Data supplied:
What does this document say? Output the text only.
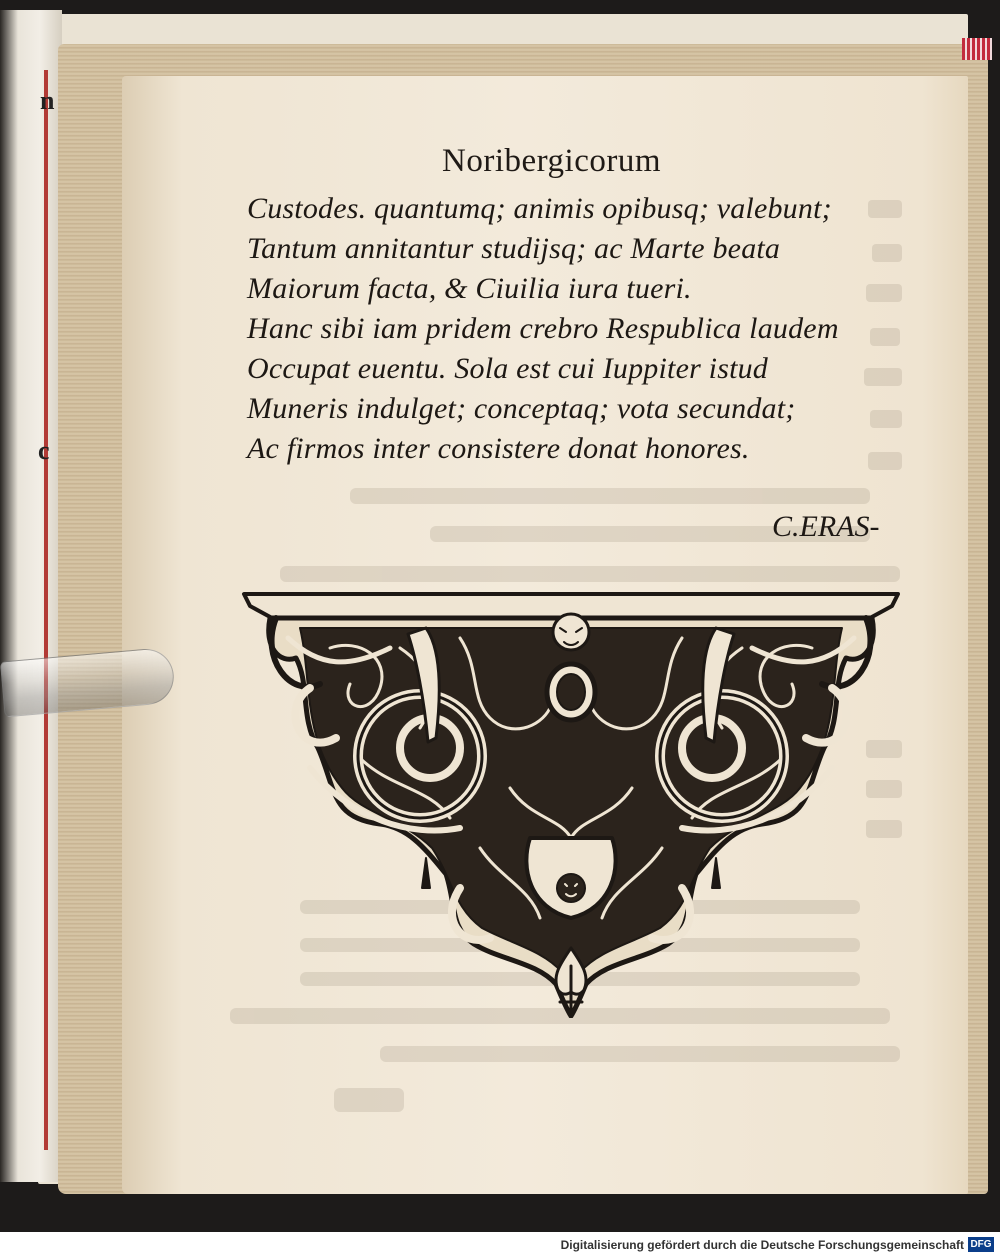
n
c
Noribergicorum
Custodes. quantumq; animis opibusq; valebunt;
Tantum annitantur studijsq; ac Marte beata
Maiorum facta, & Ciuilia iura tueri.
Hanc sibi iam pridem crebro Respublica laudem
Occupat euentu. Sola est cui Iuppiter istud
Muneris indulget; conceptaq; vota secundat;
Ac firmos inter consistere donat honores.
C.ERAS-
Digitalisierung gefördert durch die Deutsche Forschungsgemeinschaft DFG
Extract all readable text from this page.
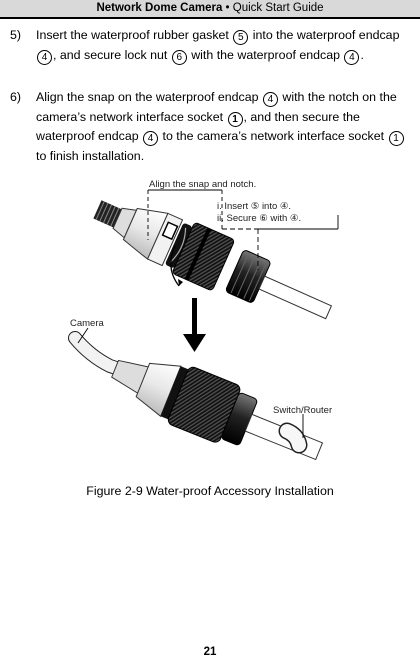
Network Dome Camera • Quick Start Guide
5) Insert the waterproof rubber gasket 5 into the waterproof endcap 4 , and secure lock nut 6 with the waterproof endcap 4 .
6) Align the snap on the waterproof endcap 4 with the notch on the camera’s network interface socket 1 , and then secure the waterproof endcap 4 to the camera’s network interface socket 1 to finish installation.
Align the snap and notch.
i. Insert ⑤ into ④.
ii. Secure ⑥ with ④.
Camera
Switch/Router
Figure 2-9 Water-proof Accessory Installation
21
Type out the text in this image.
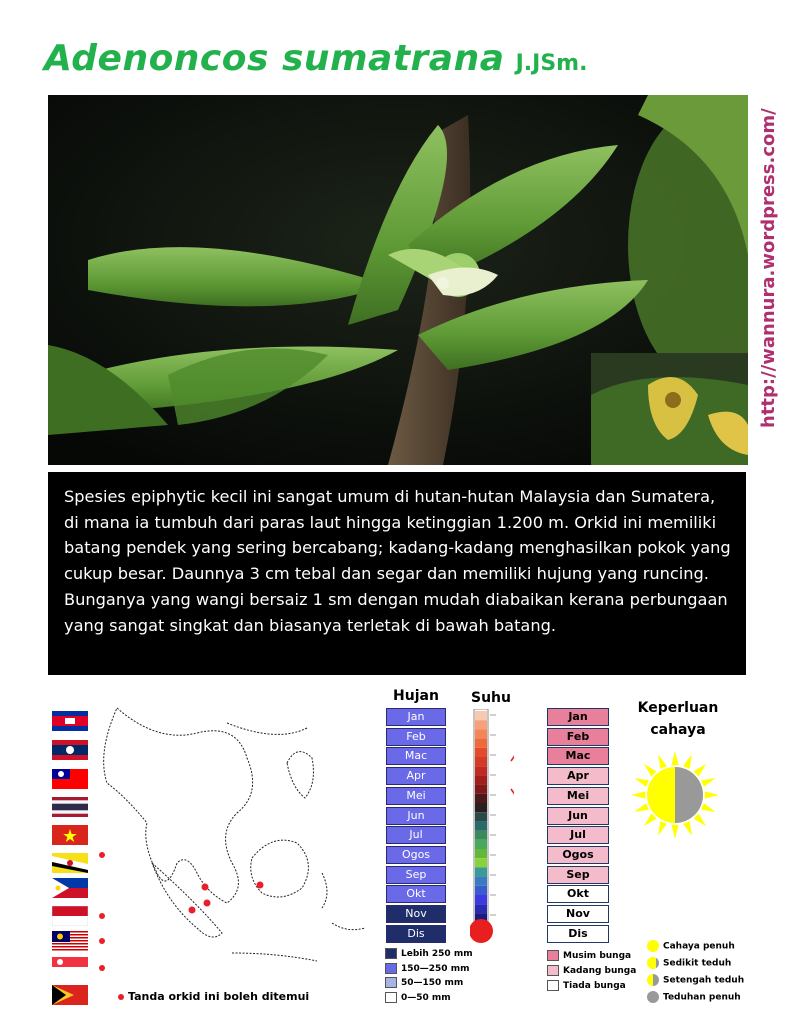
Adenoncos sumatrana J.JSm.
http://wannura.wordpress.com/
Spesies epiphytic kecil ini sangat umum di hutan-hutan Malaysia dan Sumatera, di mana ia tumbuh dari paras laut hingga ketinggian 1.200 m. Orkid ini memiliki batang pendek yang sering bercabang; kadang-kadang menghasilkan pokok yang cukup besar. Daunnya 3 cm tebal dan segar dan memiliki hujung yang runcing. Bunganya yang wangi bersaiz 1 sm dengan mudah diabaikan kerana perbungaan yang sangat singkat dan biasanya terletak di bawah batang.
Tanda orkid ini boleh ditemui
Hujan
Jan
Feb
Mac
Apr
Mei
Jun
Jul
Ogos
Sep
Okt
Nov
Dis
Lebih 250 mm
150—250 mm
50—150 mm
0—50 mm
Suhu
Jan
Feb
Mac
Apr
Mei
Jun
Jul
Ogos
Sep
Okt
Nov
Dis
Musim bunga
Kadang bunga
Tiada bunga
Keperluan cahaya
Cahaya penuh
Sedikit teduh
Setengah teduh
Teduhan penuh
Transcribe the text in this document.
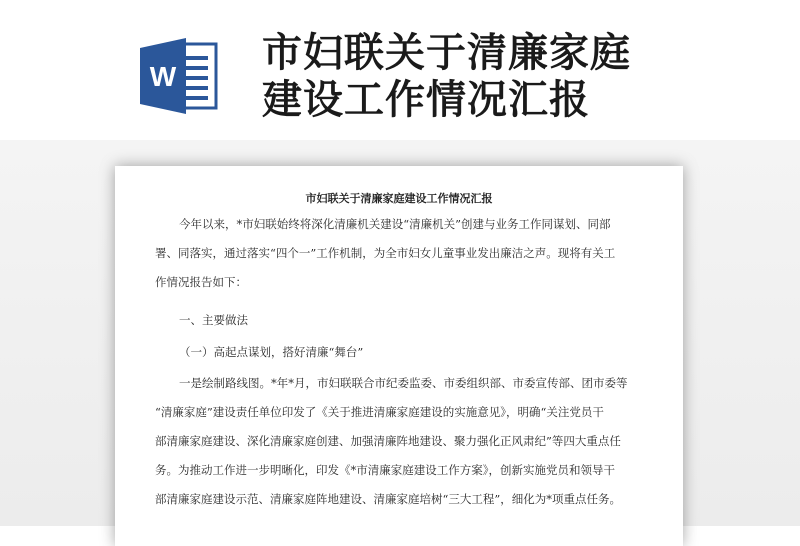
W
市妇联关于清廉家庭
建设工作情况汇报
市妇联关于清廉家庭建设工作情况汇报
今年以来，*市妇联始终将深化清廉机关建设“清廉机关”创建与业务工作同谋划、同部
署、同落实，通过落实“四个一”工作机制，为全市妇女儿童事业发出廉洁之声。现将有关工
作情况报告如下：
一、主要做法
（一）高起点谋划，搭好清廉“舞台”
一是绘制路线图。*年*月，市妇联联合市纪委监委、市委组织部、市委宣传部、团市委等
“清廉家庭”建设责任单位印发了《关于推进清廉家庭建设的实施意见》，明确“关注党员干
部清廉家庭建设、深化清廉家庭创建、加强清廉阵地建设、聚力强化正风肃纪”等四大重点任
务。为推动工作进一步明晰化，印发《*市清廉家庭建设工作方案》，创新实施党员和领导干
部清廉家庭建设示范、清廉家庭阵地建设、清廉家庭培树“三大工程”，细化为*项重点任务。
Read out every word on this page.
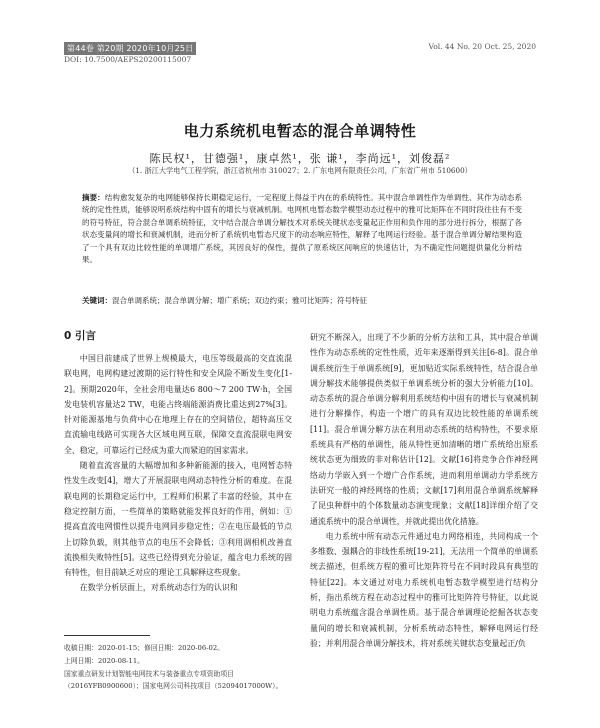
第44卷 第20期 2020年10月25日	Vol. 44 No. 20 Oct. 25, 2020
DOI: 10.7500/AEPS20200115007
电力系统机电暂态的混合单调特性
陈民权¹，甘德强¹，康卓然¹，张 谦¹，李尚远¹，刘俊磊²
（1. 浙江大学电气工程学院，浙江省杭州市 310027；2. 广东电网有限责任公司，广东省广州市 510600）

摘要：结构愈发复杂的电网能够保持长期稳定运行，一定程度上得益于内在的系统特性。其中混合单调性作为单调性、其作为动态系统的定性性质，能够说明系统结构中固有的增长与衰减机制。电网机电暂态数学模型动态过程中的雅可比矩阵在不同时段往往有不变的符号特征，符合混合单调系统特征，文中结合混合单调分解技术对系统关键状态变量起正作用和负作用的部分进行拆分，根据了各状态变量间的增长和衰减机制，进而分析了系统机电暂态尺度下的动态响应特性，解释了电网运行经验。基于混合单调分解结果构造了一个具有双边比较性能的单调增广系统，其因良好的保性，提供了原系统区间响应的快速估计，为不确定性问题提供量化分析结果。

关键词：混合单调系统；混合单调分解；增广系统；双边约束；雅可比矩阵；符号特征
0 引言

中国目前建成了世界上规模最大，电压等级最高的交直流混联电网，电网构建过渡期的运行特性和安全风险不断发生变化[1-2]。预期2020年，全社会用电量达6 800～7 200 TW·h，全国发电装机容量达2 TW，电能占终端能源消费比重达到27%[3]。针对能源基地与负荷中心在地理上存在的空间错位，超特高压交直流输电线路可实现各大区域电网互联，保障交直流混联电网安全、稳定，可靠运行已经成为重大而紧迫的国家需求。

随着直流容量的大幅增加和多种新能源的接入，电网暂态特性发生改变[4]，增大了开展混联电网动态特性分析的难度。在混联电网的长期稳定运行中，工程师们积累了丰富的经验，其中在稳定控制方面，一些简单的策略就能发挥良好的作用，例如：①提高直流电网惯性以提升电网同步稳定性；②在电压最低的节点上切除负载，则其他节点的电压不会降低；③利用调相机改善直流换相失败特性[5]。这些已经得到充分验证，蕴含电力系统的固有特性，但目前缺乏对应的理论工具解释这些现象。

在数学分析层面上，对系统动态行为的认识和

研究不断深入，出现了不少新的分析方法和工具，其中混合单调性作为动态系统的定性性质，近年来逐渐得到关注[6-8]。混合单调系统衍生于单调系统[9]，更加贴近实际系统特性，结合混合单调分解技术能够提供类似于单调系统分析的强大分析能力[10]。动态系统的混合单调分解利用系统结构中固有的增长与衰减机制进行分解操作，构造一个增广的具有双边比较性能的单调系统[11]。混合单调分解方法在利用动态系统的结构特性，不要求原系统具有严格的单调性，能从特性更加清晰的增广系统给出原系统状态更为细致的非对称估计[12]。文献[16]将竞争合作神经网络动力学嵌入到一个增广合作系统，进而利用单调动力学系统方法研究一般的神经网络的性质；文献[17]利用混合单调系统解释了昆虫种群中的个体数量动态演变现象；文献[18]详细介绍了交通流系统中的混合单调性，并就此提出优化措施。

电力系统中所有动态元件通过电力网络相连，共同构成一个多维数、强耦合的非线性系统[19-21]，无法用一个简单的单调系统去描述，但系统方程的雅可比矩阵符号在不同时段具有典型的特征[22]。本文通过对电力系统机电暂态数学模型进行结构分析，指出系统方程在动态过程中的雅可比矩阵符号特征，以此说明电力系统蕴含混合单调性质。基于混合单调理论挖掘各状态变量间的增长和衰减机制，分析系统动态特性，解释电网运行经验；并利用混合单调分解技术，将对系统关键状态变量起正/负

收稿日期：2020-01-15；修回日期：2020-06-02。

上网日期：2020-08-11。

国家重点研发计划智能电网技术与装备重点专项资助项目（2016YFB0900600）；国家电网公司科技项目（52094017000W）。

Instructions to follow: Quote all of the entries word for word, omitting any pictures.

Result below:
What does this document say? Output the text only.
n
c
Noribergicorum
Custodes. quantumq; animis opibusq; valebunt;
Tantum annitantur studijsq; ac Marte beata
Maiorum facta, & Ciuilia iura tueri.
Hanc sibi iam pridem crebro Respublica laudem
Occupat euentu. Sola est cui Iuppiter istud
Muneris indulget; conceptaq; vota secundat;
Ac firmos inter consistere donat honores.
C.ERAS-
Digitalisierung gefördert durch die Deutsche Forschungsgemeinschaft DFG
Extract all readable text from this page.
Network Dome Camera • Quick Start Guide
5) Insert the waterproof rubber gasket 5 into the waterproof endcap 4 , and secure lock nut 6 with the waterproof endcap 4 .
6) Align the snap on the waterproof endcap 4 with the notch on the camera’s network interface socket 1 , and then secure the waterproof endcap 4 to the camera’s network interface socket 1 to finish installation.
Align the snap and notch.
i. Insert ⑤ into ④.
ii. Secure ⑥ with ④.
Camera
Switch/Router
Figure 2-9 Water-proof Accessory Installation
21
Type out the text in this image.
Adenoncos sumatrana J.JSm.
http://wannura.wordpress.com/
Spesies epiphytic kecil ini sangat umum di hutan-hutan Malaysia dan Sumatera, di mana ia tumbuh dari paras laut hingga ketinggian 1.200 m. Orkid ini memiliki batang pendek yang sering bercabang; kadang-kadang menghasilkan pokok yang cukup besar. Daunnya 3 cm tebal dan segar dan memiliki hujung yang runcing. Bunganya yang wangi bersaiz 1 sm dengan mudah diabaikan kerana perbungaan yang sangat singkat dan biasanya terletak di bawah batang.
Tanda orkid ini boleh ditemui
Hujan
Jan
Feb
Mac
Apr
Mei
Jun
Jul
Ogos
Sep
Okt
Nov
Dis
Lebih 250 mm
150—250 mm
50—150 mm
0—50 mm
Suhu
Jan
Feb
Mac
Apr
Mei
Jun
Jul
Ogos
Sep
Okt
Nov
Dis
Musim bunga
Kadang bunga
Tiada bunga
Keperluan cahaya
Cahaya penuh
Sedikit teduh
Setengah teduh
Teduhan penuh
Transcribe the text in this document.
W
市妇联关于清廉家庭
建设工作情况汇报
市妇联关于清廉家庭建设工作情况汇报
今年以来，*市妇联始终将深化清廉机关建设“清廉机关”创建与业务工作同谋划、同部
署、同落实，通过落实“四个一”工作机制，为全市妇女儿童事业发出廉洁之声。现将有关工
作情况报告如下：
一、主要做法
（一）高起点谋划，搭好清廉“舞台”
一是绘制路线图。*年*月，市妇联联合市纪委监委、市委组织部、市委宣传部、团市委等
“清廉家庭”建设责任单位印发了《关于推进清廉家庭建设的实施意见》，明确“关注党员干
部清廉家庭建设、深化清廉家庭创建、加强清廉阵地建设、聚力强化正风肃纪”等四大重点任
务。为推动工作进一步明晰化，印发《*市清廉家庭建设工作方案》，创新实施党员和领导干
部清廉家庭建设示范、清廉家庭阵地建设、清廉家庭培树“三大工程”，细化为*项重点任务。
Read out every word on this page.
第44卷 第20期 2020年10月25日	Vol. 44 No. 20 Oct. 25, 2020
DOI: 10.7500/AEPS20200115007
电力系统机电暂态的混合单调特性
陈民权¹，甘德强¹，康卓然¹，张 谦¹，李尚远¹，刘俊磊²
（1. 浙江大学电气工程学院，浙江省杭州市 310027；2. 广东电网有限责任公司，广东省广州市 510600）

摘要：结构愈发复杂的电网能够保持长期稳定运行，一定程度上得益于内在的系统特性。其中混合单调性作为单调性、其作为动态系统的定性性质，能够说明系统结构中固有的增长与衰减机制。电网机电暂态数学模型动态过程中的雅可比矩阵在不同时段往往有不变的符号特征，符合混合单调系统特征，文中结合混合单调分解技术对系统关键状态变量起正作用和负作用的部分进行拆分，根据了各状态变量间的增长和衰减机制，进而分析了系统机电暂态尺度下的动态响应特性，解释了电网运行经验。基于混合单调分解结果构造了一个具有双边比较性能的单调增广系统，其因良好的保性，提供了原系统区间响应的快速估计，为不确定性问题提供量化分析结果。

关键词：混合单调系统；混合单调分解；增广系统；双边约束；雅可比矩阵；符号特征
0 引言

中国目前建成了世界上规模最大，电压等级最高的交直流混联电网，电网构建过渡期的运行特性和安全风险不断发生变化[1-2]。预期2020年，全社会用电量达6 800～7 200 TW·h，全国发电装机容量达2 TW，电能占终端能源消费比重达到27%[3]。针对能源基地与负荷中心在地理上存在的空间错位，超特高压交直流输电线路可实现各大区域电网互联，保障交直流混联电网安全、稳定，可靠运行已经成为重大而紧迫的国家需求。

随着直流容量的大幅增加和多种新能源的接入，电网暂态特性发生改变[4]，增大了开展混联电网动态特性分析的难度。在混联电网的长期稳定运行中，工程师们积累了丰富的经验，其中在稳定控制方面，一些简单的策略就能发挥良好的作用，例如：①提高直流电网惯性以提升电网同步稳定性；②在电压最低的节点上切除负载，则其他节点的电压不会降低；③利用调相机改善直流换相失败特性[5]。这些已经得到充分验证，蕴含电力系统的固有特性，但目前缺乏对应的理论工具解释这些现象。

在数学分析层面上，对系统动态行为的认识和

研究不断深入，出现了不少新的分析方法和工具，其中混合单调性作为动态系统的定性性质，近年来逐渐得到关注[6-8]。混合单调系统衍生于单调系统[9]，更加贴近实际系统特性，结合混合单调分解技术能够提供类似于单调系统分析的强大分析能力[10]。动态系统的混合单调分解利用系统结构中固有的增长与衰减机制进行分解操作，构造一个增广的具有双边比较性能的单调系统[11]。混合单调分解方法在利用动态系统的结构特性，不要求原系统具有严格的单调性，能从特性更加清晰的增广系统给出原系统状态更为细致的非对称估计[12]。文献[16]将竞争合作神经网络动力学嵌入到一个增广合作系统，进而利用单调动力学系统方法研究一般的神经网络的性质；文献[17]利用混合单调系统解释了昆虫种群中的个体数量动态演变现象；文献[18]详细介绍了交通流系统中的混合单调性，并就此提出优化措施。

电力系统中所有动态元件通过电力网络相连，共同构成一个多维数、强耦合的非线性系统[19-21]，无法用一个简单的单调系统去描述，但系统方程的雅可比矩阵符号在不同时段具有典型的特征[22]。本文通过对电力系统机电暂态数学模型进行结构分析，指出系统方程在动态过程中的雅可比矩阵符号特征，以此说明电力系统蕴含混合单调性质。基于混合单调理论挖掘各状态变量间的增长和衰减机制，分析系统动态特性，解释电网运行经验；并利用混合单调分解技术，将对系统关键状态变量起正/负

收稿日期：2020-01-15；修回日期：2020-06-02。

上网日期：2020-08-11。

国家重点研发计划智能电网技术与装备重点专项资助项目（2016YFB0900600）；国家电网公司科技项目（52094017000W）。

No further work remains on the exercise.